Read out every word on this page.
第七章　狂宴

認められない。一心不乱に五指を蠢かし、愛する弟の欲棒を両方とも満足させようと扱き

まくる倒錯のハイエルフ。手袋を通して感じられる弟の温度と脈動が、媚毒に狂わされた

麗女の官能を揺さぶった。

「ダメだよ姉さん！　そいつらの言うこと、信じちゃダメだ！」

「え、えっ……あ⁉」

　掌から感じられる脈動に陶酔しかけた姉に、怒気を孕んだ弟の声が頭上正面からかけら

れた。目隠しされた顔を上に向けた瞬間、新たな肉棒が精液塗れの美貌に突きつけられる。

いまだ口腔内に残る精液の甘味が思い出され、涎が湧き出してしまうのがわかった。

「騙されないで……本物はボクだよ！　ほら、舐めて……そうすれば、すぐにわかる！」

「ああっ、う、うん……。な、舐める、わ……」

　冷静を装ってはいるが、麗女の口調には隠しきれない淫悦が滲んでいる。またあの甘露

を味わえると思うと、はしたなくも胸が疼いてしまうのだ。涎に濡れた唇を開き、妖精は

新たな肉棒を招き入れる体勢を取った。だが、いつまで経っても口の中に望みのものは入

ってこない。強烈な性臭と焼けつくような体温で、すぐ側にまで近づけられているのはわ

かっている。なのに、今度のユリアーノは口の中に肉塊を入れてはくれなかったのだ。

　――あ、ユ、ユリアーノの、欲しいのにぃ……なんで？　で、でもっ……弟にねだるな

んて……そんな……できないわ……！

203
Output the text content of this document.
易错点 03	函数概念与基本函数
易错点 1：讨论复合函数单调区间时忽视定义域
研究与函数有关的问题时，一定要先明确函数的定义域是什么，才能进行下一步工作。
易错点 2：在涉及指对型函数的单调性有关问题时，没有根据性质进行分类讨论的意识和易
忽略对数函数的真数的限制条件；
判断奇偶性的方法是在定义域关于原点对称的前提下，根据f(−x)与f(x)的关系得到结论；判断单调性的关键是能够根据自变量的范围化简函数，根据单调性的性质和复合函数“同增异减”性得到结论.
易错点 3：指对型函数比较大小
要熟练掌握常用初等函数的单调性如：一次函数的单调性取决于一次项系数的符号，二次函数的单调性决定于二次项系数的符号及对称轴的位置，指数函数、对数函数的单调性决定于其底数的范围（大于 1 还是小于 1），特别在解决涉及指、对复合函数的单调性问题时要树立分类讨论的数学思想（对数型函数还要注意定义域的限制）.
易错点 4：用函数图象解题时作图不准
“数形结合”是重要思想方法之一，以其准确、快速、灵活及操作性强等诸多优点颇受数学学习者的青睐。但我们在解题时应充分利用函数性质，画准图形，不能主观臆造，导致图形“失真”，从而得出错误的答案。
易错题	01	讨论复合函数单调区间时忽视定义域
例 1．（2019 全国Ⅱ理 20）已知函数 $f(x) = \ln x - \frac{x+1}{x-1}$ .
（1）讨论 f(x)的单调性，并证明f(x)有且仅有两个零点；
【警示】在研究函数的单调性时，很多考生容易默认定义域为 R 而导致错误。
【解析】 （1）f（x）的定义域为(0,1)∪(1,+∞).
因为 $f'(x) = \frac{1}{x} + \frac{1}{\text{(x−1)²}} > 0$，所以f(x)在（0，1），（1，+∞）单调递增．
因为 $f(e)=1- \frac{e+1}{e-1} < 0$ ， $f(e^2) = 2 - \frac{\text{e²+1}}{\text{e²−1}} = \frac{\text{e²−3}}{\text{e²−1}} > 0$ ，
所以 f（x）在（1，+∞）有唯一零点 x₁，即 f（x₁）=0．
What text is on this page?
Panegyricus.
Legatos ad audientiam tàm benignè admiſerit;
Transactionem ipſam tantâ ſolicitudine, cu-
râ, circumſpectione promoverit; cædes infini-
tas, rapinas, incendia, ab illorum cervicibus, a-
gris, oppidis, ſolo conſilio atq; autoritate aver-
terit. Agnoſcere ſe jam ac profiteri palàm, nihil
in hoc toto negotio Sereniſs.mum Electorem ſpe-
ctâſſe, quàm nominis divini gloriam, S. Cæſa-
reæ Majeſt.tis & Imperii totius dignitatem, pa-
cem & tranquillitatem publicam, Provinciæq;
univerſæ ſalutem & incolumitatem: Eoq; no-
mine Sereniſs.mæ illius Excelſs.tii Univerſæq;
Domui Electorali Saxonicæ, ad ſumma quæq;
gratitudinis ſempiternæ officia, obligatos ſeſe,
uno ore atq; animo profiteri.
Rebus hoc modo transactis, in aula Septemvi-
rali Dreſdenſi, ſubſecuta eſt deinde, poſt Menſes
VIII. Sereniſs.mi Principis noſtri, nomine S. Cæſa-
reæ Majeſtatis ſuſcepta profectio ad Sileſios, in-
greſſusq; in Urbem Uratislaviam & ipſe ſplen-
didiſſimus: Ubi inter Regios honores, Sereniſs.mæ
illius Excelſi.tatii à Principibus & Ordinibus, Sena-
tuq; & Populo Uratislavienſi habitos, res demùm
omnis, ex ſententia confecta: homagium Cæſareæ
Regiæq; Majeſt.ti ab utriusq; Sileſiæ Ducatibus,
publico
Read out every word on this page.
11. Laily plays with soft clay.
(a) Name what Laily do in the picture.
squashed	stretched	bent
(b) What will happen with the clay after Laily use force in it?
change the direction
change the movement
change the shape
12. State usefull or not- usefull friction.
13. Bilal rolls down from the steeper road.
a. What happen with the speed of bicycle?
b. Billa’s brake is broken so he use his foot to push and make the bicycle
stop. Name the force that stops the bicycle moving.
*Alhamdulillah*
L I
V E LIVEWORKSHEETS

----------------

§ **WHAT YOU SHOULD DO**
Find every line that includes the string "text". Report how many there are and nothing else.

§ **OUTPUT BELOW**
4